(What the exercise asks) Skip the images and copy each record exactly as written.

** START Working data **

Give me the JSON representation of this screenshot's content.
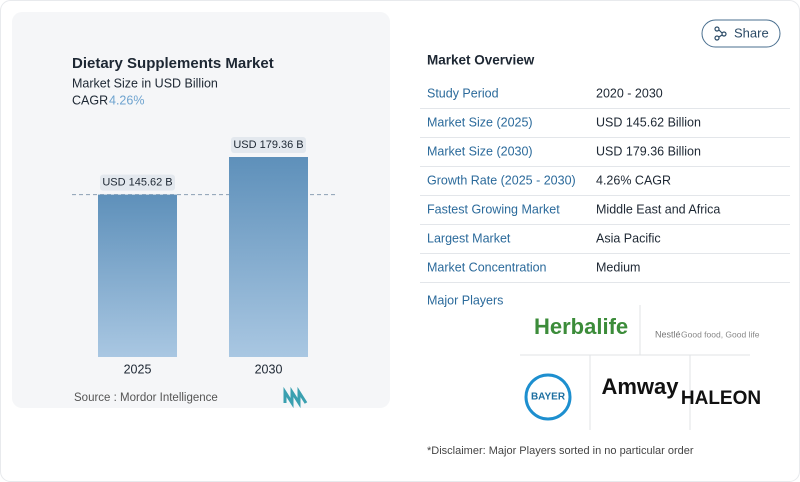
{
  "chart_data": {
    "type": "bar",
    "title": "Dietary Supplements Market",
    "subtitle": "Market Size in USD Billion",
    "cagr_label": "CAGR",
    "cagr": "4.26%",
    "categories": [
      "2025",
      "2030"
    ],
    "values": [
      145.62,
      179.36
    ],
    "value_labels": [
      "USD 145.62 B",
      "USD 179.36 B"
    ],
    "color": "#5e90ba",
    "source": "Source :  Mordor Intelligence"
  },
  "share": "Share",
  "overview": {
    "title": "Market Overview",
    "rows": [
      [
        "Study Period",
        "2020 - 2030"
      ],
      [
        "Market Size (2025)",
        "USD 145.62 Billion"
      ],
      [
        "Market Size (2030)",
        "USD 179.36 Billion"
      ],
      [
        "Growth Rate (2025 - 2030)",
        "4.26% CAGR"
      ],
      [
        "Fastest Growing Market",
        "Middle East and Africa"
      ],
      [
        "Largest Market",
        "Asia Pacific"
      ],
      [
        "Market Concentration",
        "Medium"
      ]
    ],
    "players_title": "Major Players",
    "players": [
      "Herbalife",
      "Nestlé",
      "Good food, Good life",
      "BAYER",
      "Amway",
      "HALEON"
    ],
    "disclaimer": "*Disclaimer: Major Players sorted in no particular order"
  }
}
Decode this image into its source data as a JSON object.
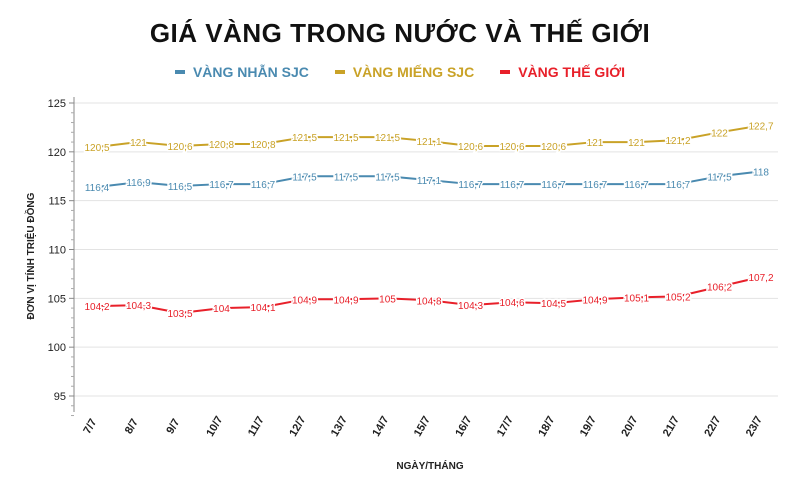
{
  "chart_data": {
    "type": "line",
    "title": "GIÁ VÀNG TRONG NƯỚC VÀ THẾ GIỚI",
    "xlabel": "NGÀY/THÁNG",
    "ylabel": "ĐƠN VỊ TÍNH TRIỆU ĐỒNG",
    "ylim": [
      92,
      125
    ],
    "yticks": [
      95,
      100,
      105,
      110,
      115,
      120,
      125
    ],
    "categories": [
      "7/7",
      "8/7",
      "9/7",
      "10/7",
      "11/7",
      "12/7",
      "13/7",
      "14/7",
      "15/7",
      "16/7",
      "17/7",
      "18/7",
      "19/7",
      "20/7",
      "21/7",
      "22/7",
      "23/7"
    ],
    "series": [
      {
        "name": "VÀNG NHẪN SJC",
        "color": "#4a8ab0",
        "values": [
          116.4,
          116.9,
          116.5,
          116.7,
          116.7,
          117.5,
          117.5,
          117.5,
          117.1,
          116.7,
          116.7,
          116.7,
          116.7,
          116.7,
          116.7,
          117.5,
          118
        ],
        "labels": [
          "116,4",
          "116,9",
          "116,5",
          "116,7",
          "116,7",
          "117,5",
          "117,5",
          "117,5",
          "117,1",
          "116,7",
          "116,7",
          "116,7",
          "116,7",
          "116,7",
          "116,7",
          "117,5",
          "118"
        ]
      },
      {
        "name": "VÀNG MIẾNG SJC",
        "color": "#c9a227",
        "values": [
          120.5,
          121,
          120.6,
          120.8,
          120.8,
          121.5,
          121.5,
          121.5,
          121.1,
          120.6,
          120.6,
          120.6,
          121,
          121,
          121.2,
          122,
          122.7
        ],
        "labels": [
          "120,5",
          "121",
          "120,6",
          "120,8",
          "120,8",
          "121,5",
          "121,5",
          "121,5",
          "121,1",
          "120,6",
          "120,6",
          "120,6",
          "121",
          "121",
          "121,2",
          "122",
          "122,7"
        ]
      },
      {
        "name": "VÀNG THẾ GIỚI",
        "color": "#e8202a",
        "values": [
          104.2,
          104.3,
          103.5,
          104,
          104.1,
          104.9,
          104.9,
          105,
          104.8,
          104.3,
          104.6,
          104.5,
          104.9,
          105.1,
          105.2,
          106.2,
          107.2
        ],
        "labels": [
          "104,2",
          "104,3",
          "103,5",
          "104",
          "104,1",
          "104,9",
          "104,9",
          "105",
          "104,8",
          "104,3",
          "104,6",
          "104,5",
          "104,9",
          "105,1",
          "105,2",
          "106,2",
          "107,2"
        ]
      }
    ],
    "grid": true,
    "legend_position": "top-center"
  }
}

** END Working data **

(Correct response)
Give me the JSON representation of this screenshot's content.
{
  "chart_data": {
    "type": "bar",
    "title": "Dietary Supplements Market",
    "subtitle": "Market Size in USD Billion",
    "cagr_label": "CAGR",
    "cagr": "4.26%",
    "categories": [
      "2025",
      "2030"
    ],
    "values": [
      145.62,
      179.36
    ],
    "value_labels": [
      "USD 145.62 B",
      "USD 179.36 B"
    ],
    "color": "#5e90ba",
    "source": "Source :  Mordor Intelligence"
  },
  "share": "Share",
  "overview": {
    "title": "Market Overview",
    "rows": [
      [
        "Study Period",
        "2020 - 2030"
      ],
      [
        "Market Size (2025)",
        "USD 145.62 Billion"
      ],
      [
        "Market Size (2030)",
        "USD 179.36 Billion"
      ],
      [
        "Growth Rate (2025 - 2030)",
        "4.26% CAGR"
      ],
      [
        "Fastest Growing Market",
        "Middle East and Africa"
      ],
      [
        "Largest Market",
        "Asia Pacific"
      ],
      [
        "Market Concentration",
        "Medium"
      ]
    ],
    "players_title": "Major Players",
    "players": [
      "Herbalife",
      "Nestlé",
      "Good food, Good life",
      "BAYER",
      "Amway",
      "HALEON"
    ],
    "disclaimer": "*Disclaimer: Major Players sorted in no particular order"
  }
}
Decode this image into its source data as a JSON object.
{
  "chart_data": {
    "type": "line",
    "title": "GIÁ VÀNG TRONG NƯỚC VÀ THẾ GIỚI",
    "xlabel": "NGÀY/THÁNG",
    "ylabel": "ĐƠN VỊ TÍNH TRIỆU ĐỒNG",
    "ylim": [
      92,
      125
    ],
    "yticks": [
      95,
      100,
      105,
      110,
      115,
      120,
      125
    ],
    "categories": [
      "7/7",
      "8/7",
      "9/7",
      "10/7",
      "11/7",
      "12/7",
      "13/7",
      "14/7",
      "15/7",
      "16/7",
      "17/7",
      "18/7",
      "19/7",
      "20/7",
      "21/7",
      "22/7",
      "23/7"
    ],
    "series": [
      {
        "name": "VÀNG NHẪN SJC",
        "color": "#4a8ab0",
        "values": [
          116.4,
          116.9,
          116.5,
          116.7,
          116.7,
          117.5,
          117.5,
          117.5,
          117.1,
          116.7,
          116.7,
          116.7,
          116.7,
          116.7,
          116.7,
          117.5,
          118
        ],
        "labels": [
          "116,4",
          "116,9",
          "116,5",
          "116,7",
          "116,7",
          "117,5",
          "117,5",
          "117,5",
          "117,1",
          "116,7",
          "116,7",
          "116,7",
          "116,7",
          "116,7",
          "116,7",
          "117,5",
          "118"
        ]
      },
      {
        "name": "VÀNG MIẾNG SJC",
        "color": "#c9a227",
        "values": [
          120.5,
          121,
          120.6,
          120.8,
          120.8,
          121.5,
          121.5,
          121.5,
          121.1,
          120.6,
          120.6,
          120.6,
          121,
          121,
          121.2,
          122,
          122.7
        ],
        "labels": [
          "120,5",
          "121",
          "120,6",
          "120,8",
          "120,8",
          "121,5",
          "121,5",
          "121,5",
          "121,1",
          "120,6",
          "120,6",
          "120,6",
          "121",
          "121",
          "121,2",
          "122",
          "122,7"
        ]
      },
      {
        "name": "VÀNG THẾ GIỚI",
        "color": "#e8202a",
        "values": [
          104.2,
          104.3,
          103.5,
          104,
          104.1,
          104.9,
          104.9,
          105,
          104.8,
          104.3,
          104.6,
          104.5,
          104.9,
          105.1,
          105.2,
          106.2,
          107.2
        ],
        "labels": [
          "104,2",
          "104,3",
          "103,5",
          "104",
          "104,1",
          "104,9",
          "104,9",
          "105",
          "104,8",
          "104,3",
          "104,6",
          "104,5",
          "104,9",
          "105,1",
          "105,2",
          "106,2",
          "107,2"
        ]
      }
    ],
    "grid": true,
    "legend_position": "top-center"
  }
}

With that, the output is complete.